— BEGIN EXTRACTED ENTRIES —

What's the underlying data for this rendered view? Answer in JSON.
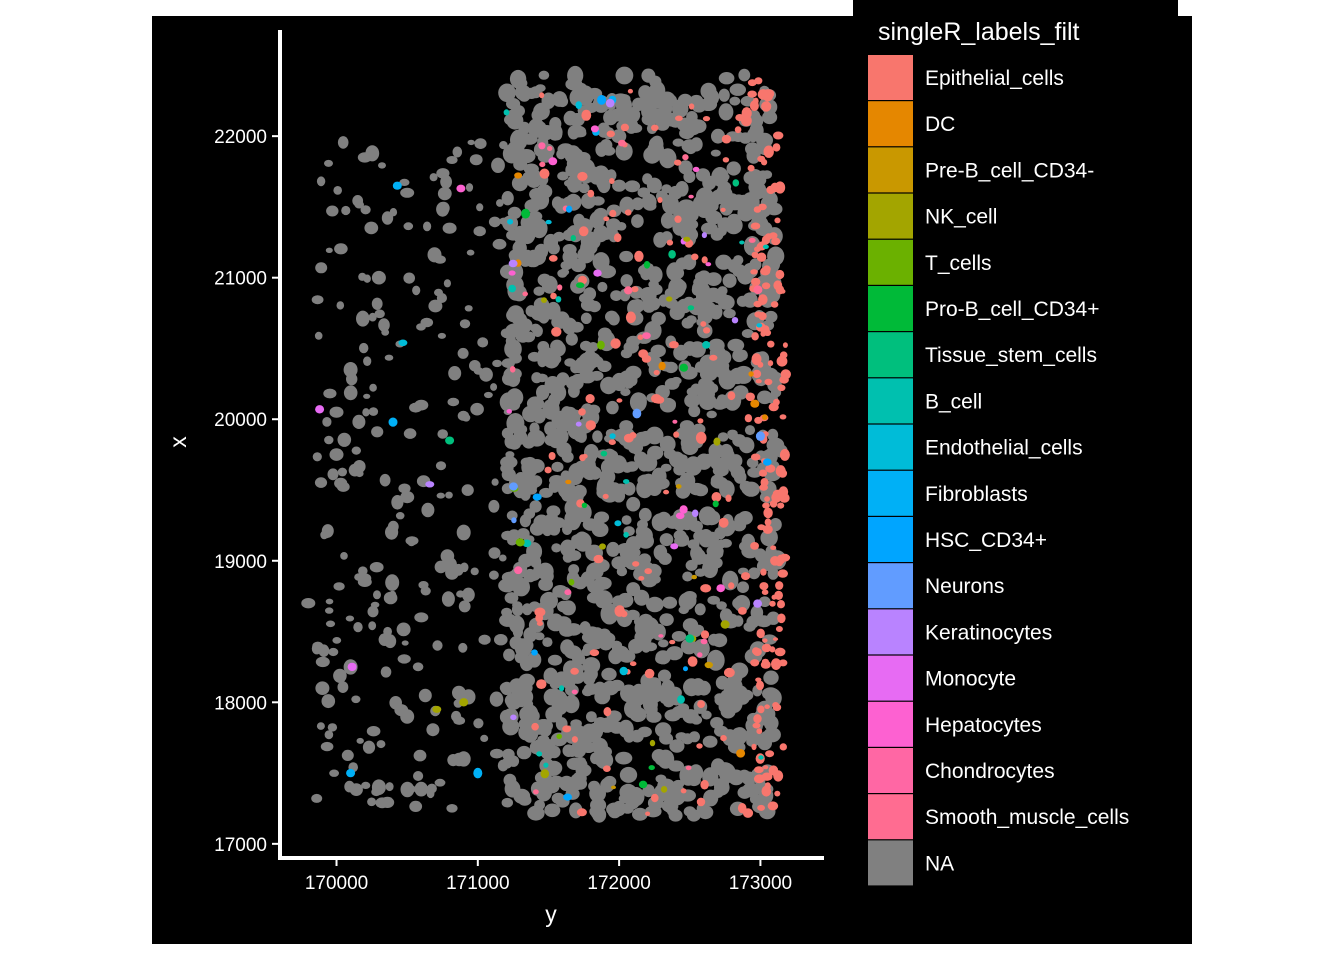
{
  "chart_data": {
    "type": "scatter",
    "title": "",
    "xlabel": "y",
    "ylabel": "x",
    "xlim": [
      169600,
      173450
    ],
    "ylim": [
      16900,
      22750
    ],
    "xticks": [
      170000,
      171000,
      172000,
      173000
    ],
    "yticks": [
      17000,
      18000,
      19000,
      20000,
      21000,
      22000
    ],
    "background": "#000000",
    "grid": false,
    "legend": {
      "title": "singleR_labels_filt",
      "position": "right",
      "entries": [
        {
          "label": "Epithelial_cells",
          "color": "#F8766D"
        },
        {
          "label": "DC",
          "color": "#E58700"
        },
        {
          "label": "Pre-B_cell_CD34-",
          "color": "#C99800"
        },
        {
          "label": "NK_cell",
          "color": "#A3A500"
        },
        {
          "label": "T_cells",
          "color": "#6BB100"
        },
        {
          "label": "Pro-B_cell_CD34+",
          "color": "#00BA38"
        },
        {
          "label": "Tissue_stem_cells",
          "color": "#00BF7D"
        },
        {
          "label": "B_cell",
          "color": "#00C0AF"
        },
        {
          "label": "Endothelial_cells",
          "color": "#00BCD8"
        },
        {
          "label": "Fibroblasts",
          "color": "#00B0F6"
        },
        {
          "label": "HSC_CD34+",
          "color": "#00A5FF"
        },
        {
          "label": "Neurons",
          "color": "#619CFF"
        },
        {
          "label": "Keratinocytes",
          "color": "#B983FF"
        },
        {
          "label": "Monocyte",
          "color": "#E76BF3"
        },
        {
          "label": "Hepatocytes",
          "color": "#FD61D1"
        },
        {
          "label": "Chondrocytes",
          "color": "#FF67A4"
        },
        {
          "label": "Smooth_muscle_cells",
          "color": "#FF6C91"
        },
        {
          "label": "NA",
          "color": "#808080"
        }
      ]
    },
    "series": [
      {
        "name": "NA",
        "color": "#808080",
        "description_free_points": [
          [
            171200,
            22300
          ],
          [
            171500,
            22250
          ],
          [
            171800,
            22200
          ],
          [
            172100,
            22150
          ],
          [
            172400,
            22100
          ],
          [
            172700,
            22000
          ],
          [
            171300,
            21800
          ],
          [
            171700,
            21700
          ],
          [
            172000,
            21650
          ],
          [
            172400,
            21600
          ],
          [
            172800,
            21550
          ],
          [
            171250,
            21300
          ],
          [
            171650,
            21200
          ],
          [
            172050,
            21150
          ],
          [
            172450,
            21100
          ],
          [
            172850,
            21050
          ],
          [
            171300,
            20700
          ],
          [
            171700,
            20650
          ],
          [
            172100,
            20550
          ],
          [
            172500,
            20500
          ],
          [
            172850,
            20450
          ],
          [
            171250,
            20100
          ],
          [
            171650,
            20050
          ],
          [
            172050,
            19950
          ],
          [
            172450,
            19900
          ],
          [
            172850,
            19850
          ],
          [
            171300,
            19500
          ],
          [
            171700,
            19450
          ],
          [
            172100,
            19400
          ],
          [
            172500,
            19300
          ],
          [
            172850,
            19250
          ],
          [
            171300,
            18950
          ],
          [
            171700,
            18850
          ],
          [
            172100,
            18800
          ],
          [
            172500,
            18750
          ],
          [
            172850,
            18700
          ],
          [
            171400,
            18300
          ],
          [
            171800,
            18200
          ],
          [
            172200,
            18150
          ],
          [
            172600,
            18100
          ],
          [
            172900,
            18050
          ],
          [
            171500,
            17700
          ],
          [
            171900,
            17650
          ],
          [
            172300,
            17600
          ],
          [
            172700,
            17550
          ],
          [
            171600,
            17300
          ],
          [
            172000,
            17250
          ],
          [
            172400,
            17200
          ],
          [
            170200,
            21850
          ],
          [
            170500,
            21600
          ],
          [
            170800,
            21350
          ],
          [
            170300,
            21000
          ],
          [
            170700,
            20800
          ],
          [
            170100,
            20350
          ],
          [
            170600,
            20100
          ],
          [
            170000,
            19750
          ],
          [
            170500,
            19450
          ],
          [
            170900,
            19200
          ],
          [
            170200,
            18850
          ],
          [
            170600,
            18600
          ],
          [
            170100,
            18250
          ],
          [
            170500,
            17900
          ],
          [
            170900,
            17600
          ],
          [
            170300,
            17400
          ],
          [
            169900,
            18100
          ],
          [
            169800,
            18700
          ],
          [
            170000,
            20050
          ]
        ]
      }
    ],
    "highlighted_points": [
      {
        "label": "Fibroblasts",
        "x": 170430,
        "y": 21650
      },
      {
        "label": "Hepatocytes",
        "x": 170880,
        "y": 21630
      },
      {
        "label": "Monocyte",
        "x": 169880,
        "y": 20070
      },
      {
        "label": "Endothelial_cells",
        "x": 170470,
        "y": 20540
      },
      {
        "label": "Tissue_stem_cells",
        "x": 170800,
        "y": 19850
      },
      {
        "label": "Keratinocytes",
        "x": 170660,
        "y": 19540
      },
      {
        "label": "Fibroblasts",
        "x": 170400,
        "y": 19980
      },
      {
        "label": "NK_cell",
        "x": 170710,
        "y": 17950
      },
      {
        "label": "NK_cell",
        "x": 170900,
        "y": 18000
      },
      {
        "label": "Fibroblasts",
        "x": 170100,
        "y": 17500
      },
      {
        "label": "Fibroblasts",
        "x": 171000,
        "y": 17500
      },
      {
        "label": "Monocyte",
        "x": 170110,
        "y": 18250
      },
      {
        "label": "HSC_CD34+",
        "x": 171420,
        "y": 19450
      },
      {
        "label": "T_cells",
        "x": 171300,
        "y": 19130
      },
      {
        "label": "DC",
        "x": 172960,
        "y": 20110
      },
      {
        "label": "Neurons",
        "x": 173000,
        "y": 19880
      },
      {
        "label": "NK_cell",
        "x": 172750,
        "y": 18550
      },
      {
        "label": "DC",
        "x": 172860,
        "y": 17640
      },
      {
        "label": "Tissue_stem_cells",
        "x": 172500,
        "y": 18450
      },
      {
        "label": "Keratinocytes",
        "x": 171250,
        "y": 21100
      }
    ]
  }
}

— END EXTRACTED ENTRIES —
— BEGIN EXTRACTED ENTRIES —

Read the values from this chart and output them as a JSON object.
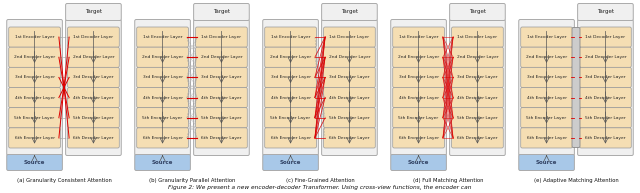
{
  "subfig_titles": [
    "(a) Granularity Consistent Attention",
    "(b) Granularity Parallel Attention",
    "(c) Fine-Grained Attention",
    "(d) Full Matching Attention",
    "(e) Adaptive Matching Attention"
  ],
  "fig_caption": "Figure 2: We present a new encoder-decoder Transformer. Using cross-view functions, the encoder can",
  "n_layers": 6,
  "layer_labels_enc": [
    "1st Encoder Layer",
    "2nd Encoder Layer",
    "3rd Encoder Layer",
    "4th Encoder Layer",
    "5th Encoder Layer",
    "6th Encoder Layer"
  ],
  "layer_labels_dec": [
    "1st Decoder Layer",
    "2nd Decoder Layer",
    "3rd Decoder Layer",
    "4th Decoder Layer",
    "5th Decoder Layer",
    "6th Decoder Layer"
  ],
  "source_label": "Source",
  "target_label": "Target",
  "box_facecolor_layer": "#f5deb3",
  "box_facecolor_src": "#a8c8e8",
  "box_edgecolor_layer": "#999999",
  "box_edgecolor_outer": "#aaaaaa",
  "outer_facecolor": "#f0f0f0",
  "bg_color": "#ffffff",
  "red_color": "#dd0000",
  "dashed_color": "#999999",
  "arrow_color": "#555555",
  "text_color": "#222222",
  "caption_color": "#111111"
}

— END EXTRACTED ENTRIES —
— BEGIN EXTRACTED ENTRIES —

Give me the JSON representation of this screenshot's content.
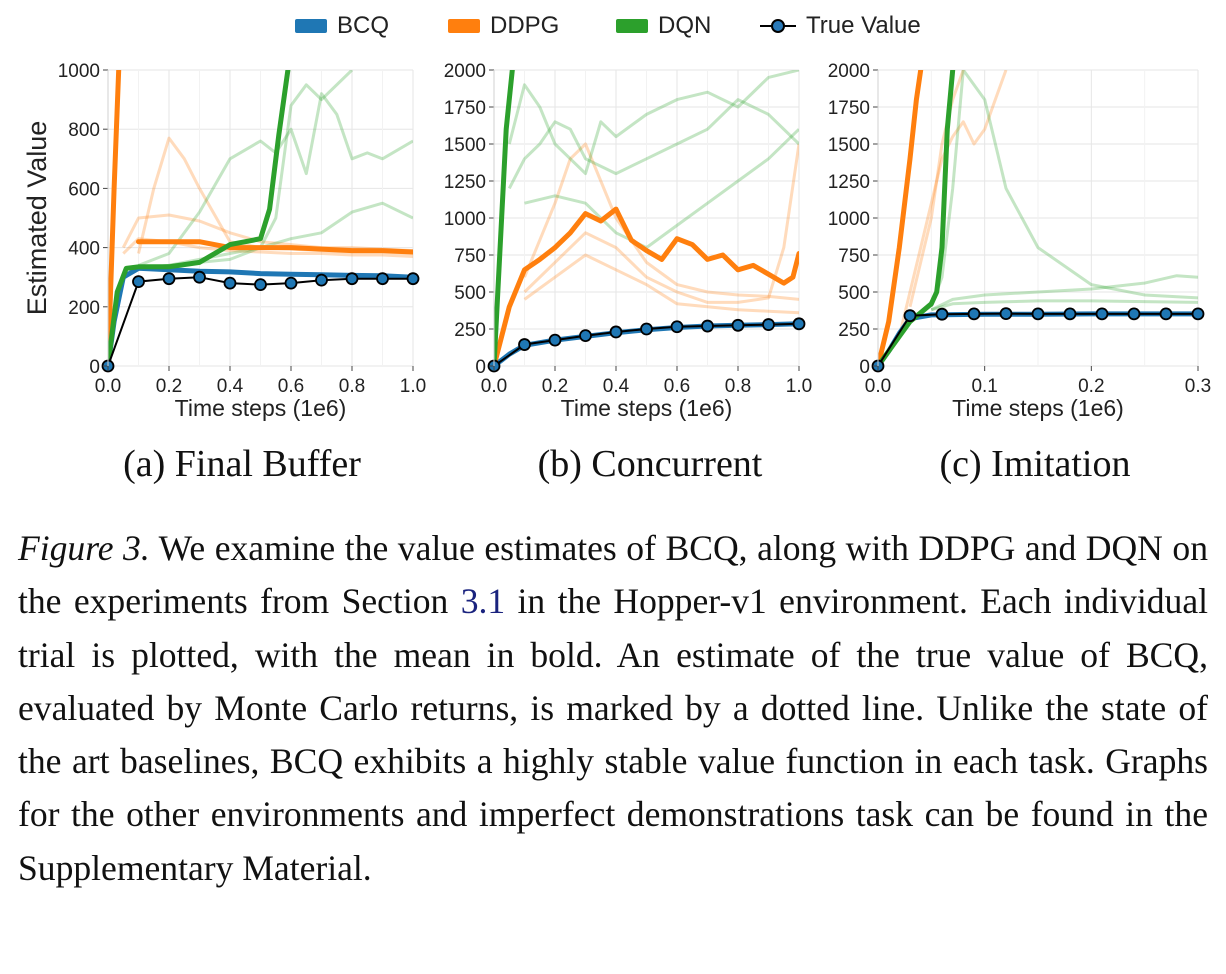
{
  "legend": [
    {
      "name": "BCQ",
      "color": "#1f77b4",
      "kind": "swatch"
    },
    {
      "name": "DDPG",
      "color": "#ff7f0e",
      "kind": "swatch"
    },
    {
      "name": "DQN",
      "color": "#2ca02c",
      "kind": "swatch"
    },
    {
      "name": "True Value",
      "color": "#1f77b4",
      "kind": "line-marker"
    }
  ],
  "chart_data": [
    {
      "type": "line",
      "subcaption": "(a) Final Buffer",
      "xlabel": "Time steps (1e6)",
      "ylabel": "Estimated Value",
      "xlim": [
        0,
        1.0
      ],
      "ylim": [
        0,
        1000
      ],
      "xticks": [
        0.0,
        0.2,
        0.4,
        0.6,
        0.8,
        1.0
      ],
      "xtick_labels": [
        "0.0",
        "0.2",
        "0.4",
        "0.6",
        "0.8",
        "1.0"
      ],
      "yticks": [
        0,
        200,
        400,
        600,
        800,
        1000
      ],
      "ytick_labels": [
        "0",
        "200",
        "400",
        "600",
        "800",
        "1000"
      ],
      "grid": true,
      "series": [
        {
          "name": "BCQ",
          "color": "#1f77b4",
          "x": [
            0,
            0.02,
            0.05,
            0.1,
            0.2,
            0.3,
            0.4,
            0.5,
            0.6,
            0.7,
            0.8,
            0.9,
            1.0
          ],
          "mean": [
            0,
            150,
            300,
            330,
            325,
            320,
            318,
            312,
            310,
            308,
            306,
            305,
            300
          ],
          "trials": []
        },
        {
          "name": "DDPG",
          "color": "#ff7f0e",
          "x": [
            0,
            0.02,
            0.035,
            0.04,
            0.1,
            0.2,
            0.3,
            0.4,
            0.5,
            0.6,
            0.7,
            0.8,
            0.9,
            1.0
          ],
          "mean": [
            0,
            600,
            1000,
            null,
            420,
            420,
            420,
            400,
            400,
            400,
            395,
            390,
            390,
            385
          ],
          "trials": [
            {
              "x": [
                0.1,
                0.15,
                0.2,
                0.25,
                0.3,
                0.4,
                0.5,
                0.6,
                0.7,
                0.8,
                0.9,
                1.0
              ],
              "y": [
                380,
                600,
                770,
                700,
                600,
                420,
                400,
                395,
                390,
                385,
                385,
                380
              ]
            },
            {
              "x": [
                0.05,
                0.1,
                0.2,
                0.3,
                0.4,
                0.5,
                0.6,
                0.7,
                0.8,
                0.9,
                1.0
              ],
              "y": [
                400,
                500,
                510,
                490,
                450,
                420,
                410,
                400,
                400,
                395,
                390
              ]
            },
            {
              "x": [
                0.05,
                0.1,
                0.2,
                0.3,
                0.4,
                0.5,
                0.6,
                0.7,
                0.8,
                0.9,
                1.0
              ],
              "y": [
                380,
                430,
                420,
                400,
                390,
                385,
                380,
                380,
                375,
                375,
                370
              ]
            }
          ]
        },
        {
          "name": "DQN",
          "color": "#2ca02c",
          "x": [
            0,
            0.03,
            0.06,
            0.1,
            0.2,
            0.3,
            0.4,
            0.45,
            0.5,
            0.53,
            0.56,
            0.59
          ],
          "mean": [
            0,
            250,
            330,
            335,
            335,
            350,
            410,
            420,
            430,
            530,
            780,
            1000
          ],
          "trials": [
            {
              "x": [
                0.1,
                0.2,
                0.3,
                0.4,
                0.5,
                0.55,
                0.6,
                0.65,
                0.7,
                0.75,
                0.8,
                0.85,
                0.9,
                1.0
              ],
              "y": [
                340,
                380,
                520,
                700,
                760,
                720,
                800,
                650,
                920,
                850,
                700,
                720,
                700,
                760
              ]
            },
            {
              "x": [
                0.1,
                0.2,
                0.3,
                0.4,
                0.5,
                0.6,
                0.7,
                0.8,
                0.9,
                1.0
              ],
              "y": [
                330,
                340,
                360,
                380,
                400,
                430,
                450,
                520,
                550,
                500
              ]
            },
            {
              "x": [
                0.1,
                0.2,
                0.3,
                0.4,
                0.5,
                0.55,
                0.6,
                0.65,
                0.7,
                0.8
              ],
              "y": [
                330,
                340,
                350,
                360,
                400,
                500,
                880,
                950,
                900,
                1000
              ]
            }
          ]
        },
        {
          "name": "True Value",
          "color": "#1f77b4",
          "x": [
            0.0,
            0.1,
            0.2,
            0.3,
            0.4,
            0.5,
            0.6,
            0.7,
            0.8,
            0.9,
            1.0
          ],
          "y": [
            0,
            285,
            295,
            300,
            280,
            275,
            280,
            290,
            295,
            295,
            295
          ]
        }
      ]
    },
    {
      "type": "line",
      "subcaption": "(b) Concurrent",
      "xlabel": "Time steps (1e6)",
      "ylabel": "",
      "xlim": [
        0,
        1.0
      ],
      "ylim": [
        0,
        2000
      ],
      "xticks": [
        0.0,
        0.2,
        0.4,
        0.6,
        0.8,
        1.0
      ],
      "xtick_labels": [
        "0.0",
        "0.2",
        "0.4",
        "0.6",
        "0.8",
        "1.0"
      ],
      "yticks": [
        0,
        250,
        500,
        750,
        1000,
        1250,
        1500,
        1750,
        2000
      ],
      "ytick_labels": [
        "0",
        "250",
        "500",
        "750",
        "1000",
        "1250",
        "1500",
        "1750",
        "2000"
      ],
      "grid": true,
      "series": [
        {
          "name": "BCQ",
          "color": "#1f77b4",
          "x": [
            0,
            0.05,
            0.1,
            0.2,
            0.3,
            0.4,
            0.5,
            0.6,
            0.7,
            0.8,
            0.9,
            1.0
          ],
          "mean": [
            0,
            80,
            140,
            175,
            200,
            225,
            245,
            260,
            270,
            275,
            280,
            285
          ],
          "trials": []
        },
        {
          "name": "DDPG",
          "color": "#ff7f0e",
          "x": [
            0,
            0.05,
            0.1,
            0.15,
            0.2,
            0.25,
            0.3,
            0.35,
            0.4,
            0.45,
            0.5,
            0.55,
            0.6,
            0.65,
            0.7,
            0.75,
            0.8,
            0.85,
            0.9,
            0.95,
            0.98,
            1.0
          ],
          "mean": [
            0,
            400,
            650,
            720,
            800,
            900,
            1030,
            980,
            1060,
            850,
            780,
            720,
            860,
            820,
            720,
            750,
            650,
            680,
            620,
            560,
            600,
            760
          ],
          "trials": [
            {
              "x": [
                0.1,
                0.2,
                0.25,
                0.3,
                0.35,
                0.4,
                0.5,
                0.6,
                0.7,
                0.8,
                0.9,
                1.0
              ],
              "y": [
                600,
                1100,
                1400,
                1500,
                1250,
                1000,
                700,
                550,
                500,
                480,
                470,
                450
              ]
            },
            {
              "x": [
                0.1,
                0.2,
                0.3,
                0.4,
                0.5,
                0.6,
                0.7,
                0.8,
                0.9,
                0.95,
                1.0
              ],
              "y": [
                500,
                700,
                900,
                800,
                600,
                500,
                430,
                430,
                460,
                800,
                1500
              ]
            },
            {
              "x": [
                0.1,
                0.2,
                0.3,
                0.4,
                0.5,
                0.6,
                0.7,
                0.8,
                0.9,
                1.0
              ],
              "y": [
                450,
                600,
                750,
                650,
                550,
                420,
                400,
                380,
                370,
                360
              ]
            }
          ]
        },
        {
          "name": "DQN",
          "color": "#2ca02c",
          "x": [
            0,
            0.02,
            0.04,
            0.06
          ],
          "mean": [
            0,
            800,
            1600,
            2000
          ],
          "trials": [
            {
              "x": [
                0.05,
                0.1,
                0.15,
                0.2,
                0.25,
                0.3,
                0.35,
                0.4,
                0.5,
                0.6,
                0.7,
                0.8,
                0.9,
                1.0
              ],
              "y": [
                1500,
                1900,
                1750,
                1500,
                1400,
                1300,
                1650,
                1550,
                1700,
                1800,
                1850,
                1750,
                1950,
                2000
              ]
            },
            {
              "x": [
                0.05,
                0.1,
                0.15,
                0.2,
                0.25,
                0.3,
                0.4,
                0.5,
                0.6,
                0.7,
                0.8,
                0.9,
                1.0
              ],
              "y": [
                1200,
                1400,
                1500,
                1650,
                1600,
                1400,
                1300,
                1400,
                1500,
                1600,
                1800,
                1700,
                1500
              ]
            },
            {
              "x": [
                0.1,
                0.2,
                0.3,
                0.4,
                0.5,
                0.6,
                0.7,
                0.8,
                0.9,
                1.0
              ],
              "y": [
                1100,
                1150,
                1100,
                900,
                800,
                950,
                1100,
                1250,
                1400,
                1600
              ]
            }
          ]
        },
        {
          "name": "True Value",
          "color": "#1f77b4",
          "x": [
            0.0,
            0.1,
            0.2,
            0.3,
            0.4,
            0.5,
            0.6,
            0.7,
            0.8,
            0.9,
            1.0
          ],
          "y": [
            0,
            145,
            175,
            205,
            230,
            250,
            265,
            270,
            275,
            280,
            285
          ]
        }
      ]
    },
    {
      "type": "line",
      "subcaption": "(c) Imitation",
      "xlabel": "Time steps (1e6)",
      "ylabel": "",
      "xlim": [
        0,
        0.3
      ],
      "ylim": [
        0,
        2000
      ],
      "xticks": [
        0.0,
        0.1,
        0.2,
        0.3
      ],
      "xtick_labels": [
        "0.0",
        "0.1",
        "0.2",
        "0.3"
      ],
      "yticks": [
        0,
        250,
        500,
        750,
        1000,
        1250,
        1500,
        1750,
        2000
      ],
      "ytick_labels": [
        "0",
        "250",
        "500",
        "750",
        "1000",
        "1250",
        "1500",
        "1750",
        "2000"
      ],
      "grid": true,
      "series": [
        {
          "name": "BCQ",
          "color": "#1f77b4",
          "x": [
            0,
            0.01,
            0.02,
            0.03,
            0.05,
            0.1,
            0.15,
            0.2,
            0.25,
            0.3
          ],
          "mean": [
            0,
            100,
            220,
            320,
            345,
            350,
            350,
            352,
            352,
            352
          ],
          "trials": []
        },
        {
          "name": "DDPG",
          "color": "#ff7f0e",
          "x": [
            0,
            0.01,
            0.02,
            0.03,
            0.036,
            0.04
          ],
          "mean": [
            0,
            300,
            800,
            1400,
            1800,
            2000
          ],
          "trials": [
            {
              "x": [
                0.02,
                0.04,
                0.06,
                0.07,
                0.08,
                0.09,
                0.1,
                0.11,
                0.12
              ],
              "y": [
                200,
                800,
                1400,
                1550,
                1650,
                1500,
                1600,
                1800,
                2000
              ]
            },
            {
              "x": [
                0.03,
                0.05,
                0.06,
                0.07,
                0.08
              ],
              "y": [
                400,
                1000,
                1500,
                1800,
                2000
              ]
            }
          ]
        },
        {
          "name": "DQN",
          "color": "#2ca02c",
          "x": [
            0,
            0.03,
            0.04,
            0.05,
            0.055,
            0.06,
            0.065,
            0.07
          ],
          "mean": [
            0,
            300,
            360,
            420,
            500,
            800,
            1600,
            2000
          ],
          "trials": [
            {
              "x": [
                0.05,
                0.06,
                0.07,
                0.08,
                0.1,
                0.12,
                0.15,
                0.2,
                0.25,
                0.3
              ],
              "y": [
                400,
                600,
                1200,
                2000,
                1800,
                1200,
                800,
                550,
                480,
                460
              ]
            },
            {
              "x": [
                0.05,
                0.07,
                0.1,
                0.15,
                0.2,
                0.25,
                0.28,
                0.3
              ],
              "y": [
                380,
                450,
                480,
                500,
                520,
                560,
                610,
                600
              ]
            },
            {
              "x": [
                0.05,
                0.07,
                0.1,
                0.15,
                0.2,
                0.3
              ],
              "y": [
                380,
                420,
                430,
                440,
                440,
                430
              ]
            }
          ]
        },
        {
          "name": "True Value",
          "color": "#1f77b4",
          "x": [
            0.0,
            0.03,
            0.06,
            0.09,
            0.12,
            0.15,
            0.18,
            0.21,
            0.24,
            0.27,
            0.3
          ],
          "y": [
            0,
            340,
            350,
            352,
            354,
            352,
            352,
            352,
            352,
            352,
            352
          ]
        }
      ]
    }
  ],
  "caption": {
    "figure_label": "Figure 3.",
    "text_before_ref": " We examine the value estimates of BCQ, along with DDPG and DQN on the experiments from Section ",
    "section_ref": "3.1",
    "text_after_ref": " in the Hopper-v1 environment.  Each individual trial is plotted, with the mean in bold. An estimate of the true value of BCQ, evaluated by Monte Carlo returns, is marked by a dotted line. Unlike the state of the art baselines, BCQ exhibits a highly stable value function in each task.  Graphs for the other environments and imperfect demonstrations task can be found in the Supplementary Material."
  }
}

— END EXTRACTED ENTRIES —

JOB: Note every line above where the string "ylabel" shows up, and copy those lines.

TASK RESPONSE:
    "ylabel": "x",
      "ylabel": "Estimated Value",
      "ylabel": "",
      "ylabel": "",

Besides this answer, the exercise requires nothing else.